Task requirements: Check each line of the records for "name"; collect those that have it.

»»

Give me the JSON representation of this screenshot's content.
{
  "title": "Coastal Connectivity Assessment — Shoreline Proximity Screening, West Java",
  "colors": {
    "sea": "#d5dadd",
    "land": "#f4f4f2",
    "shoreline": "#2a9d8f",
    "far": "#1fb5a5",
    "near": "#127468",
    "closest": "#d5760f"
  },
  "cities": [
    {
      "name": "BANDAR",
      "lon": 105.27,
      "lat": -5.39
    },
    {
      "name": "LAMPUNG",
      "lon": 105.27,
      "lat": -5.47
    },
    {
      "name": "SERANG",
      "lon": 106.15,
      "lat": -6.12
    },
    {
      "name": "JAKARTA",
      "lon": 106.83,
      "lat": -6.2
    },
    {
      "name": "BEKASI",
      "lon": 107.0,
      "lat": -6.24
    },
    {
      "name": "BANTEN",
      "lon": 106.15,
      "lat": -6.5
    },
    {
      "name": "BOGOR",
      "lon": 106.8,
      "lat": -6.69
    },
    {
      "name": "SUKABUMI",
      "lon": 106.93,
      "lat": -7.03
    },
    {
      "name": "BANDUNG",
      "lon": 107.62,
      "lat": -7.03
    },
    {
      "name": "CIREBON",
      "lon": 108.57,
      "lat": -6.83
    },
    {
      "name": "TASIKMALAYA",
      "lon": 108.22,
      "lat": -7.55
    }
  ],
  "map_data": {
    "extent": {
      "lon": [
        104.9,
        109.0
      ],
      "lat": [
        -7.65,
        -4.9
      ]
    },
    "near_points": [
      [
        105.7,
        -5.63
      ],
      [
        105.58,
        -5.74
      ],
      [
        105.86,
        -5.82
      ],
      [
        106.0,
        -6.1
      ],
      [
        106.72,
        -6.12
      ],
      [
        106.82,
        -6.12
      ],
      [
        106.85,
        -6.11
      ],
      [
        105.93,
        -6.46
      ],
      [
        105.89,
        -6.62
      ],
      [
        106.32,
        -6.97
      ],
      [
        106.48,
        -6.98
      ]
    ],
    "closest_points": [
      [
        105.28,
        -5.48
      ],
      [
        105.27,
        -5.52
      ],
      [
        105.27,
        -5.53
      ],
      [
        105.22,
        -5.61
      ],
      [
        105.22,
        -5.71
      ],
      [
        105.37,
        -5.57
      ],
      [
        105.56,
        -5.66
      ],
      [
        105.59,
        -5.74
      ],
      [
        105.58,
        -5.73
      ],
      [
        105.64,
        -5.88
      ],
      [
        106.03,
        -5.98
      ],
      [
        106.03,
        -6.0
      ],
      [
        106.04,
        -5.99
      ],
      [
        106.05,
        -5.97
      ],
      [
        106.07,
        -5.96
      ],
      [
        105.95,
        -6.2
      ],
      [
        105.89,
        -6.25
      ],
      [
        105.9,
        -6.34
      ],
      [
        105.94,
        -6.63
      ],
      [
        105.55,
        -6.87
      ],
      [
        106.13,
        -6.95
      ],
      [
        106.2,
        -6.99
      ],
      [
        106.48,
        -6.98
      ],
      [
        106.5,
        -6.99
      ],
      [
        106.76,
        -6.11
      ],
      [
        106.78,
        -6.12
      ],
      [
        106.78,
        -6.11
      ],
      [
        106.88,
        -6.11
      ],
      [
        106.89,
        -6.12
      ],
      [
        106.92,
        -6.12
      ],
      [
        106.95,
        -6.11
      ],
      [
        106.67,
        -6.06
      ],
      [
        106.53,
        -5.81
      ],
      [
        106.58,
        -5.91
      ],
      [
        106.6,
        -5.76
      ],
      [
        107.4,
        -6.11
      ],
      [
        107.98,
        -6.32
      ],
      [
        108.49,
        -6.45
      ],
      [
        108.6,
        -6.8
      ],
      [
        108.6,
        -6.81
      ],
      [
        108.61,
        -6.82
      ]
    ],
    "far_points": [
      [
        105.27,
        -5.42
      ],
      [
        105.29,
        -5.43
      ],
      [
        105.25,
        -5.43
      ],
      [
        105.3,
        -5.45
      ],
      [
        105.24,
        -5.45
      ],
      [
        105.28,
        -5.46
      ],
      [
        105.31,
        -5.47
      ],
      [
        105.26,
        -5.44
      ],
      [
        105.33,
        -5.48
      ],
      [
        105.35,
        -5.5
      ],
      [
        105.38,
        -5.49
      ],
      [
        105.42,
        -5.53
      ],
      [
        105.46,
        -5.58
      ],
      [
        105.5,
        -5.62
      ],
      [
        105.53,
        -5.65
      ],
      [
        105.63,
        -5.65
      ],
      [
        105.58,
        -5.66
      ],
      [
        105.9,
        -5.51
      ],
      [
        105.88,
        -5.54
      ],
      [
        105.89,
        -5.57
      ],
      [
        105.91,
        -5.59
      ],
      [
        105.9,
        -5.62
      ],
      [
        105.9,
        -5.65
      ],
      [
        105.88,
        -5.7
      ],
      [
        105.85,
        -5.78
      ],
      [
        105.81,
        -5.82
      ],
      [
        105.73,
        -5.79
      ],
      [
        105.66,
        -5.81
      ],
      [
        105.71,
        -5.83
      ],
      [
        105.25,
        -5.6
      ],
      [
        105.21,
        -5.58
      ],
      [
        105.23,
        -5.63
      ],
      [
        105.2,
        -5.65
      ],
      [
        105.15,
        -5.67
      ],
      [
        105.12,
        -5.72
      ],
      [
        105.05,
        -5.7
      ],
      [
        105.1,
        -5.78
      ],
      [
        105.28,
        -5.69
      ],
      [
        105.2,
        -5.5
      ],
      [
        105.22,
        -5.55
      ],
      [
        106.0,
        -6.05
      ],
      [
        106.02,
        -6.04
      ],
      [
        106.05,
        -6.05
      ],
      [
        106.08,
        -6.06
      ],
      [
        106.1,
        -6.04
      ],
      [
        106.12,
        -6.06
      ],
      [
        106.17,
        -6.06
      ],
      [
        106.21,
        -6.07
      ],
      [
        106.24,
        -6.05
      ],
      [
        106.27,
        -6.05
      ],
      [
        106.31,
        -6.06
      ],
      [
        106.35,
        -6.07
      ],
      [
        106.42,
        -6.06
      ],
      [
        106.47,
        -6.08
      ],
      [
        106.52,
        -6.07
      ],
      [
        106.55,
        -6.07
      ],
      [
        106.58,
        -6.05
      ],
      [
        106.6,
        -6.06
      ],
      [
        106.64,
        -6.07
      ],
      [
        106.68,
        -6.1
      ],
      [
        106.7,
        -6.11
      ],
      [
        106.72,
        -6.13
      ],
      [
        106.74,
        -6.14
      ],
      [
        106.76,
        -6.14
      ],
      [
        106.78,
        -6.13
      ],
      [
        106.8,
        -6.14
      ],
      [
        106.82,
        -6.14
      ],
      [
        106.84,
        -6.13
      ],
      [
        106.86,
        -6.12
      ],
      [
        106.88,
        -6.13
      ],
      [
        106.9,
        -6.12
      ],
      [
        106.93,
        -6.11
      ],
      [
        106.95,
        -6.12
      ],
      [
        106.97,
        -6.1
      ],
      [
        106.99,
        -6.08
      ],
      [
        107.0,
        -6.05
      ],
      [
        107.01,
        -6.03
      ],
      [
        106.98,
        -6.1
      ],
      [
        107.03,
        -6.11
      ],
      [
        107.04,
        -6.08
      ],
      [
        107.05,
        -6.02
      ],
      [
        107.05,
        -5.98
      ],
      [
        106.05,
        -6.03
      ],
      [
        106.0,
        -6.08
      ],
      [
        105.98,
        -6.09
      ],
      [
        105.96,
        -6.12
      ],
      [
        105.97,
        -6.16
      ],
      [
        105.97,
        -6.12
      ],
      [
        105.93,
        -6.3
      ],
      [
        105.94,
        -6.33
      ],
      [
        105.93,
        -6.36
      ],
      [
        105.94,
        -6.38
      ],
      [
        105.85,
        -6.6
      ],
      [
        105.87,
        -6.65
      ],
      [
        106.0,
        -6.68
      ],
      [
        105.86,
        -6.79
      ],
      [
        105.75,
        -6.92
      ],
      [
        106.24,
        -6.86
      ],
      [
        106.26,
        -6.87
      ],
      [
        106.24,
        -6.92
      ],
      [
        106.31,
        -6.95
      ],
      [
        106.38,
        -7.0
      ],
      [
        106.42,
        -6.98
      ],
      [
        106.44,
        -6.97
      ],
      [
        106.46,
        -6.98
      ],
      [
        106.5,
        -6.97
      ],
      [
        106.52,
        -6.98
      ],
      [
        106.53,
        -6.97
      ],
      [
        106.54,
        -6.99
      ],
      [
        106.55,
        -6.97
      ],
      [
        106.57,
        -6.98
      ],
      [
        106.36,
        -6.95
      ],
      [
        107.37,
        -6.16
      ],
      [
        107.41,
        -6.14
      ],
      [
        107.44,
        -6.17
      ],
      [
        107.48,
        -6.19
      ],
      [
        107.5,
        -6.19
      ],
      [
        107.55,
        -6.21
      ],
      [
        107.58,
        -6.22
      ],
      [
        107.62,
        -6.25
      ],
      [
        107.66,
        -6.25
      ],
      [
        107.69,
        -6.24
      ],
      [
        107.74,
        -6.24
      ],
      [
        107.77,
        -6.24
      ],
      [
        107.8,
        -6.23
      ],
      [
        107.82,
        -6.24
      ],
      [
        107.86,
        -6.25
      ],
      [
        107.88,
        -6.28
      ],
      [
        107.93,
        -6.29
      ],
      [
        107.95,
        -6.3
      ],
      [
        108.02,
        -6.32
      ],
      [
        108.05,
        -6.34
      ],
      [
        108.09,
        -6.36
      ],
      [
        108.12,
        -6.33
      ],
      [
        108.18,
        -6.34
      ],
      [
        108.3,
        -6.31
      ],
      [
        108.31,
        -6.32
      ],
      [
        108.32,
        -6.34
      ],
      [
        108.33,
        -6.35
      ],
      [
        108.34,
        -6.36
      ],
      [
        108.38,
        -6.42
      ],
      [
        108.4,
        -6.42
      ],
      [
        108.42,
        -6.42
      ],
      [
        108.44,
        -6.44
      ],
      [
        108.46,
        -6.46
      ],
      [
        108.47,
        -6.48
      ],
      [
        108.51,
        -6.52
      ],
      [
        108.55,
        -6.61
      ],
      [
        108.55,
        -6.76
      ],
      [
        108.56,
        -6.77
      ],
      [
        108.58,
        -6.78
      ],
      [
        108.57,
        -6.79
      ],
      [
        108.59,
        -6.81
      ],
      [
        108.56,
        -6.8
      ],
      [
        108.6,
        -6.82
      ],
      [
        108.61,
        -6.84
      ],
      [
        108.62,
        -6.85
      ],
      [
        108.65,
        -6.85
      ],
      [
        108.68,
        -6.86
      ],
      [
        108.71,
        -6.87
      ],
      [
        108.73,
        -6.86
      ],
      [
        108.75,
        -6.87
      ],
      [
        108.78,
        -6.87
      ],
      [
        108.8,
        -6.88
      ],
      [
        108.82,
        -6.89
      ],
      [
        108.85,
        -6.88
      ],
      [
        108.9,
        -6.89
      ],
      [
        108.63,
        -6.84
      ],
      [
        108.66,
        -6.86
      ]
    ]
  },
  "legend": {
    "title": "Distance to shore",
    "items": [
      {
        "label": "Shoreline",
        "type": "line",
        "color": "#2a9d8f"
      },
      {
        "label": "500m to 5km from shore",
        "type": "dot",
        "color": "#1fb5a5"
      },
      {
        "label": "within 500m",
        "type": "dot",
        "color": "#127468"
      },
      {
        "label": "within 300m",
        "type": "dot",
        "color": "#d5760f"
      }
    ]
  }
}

««

Written solution:
      "name": "BANDAR",
      "name": "LAMPUNG",
      "name": "SERANG",
      "name": "JAKARTA",
      "name": "BEKASI",
      "name": "BANTEN",
      "name": "BOGOR",
      "name": "SUKABUMI",
      "name": "BANDUNG",
      "name": "CIREBON",
      "name": "TASIKMALAYA",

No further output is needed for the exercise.